## What is being asked
State how many lines of the entries hold the string "JSON", and nothing more.

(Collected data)
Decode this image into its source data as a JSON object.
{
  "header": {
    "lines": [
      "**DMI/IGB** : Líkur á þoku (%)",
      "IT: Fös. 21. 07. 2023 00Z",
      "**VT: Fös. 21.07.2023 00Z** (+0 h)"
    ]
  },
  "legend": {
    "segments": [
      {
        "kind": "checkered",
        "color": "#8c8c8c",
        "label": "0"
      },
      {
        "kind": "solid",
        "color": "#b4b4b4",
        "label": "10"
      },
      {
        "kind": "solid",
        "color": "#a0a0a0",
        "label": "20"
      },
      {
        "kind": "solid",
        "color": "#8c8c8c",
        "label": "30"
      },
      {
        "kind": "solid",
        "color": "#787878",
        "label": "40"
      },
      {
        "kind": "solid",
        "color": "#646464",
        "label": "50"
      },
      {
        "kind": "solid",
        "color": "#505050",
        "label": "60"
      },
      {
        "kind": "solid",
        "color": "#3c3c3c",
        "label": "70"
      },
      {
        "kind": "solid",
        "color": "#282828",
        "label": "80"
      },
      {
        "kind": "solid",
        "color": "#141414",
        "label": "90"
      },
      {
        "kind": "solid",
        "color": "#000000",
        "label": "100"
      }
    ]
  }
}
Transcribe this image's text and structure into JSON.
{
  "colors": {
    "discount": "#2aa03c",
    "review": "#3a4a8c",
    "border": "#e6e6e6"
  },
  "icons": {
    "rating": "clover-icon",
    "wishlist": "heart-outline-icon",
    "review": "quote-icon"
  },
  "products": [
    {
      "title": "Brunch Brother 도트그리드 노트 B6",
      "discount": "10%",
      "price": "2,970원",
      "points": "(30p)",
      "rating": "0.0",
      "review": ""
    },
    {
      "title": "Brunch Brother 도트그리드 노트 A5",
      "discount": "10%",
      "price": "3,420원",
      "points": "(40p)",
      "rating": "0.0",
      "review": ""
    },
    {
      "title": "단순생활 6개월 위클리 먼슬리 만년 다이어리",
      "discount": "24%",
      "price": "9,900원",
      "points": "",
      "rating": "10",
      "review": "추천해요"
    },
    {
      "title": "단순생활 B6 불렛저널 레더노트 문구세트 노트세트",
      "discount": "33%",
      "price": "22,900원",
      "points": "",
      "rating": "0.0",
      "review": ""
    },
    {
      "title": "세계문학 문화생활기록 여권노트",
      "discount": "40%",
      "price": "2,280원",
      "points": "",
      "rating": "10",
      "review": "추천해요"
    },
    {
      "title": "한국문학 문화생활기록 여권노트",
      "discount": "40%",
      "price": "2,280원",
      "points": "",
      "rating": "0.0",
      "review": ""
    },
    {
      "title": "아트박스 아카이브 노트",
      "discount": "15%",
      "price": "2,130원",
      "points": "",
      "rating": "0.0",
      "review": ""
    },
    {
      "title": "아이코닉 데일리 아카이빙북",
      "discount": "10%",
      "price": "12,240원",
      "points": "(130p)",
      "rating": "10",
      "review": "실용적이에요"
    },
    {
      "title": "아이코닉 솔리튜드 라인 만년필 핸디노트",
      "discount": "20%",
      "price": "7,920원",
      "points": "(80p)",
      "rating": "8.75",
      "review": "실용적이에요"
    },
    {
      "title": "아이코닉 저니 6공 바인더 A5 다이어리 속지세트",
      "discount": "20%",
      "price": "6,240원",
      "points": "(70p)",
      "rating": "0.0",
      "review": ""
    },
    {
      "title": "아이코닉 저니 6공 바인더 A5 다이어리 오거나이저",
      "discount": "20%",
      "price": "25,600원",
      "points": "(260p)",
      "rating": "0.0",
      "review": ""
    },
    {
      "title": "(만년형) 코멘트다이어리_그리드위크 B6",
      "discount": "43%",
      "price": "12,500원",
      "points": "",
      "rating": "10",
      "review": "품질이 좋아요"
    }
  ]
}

## Completed task
2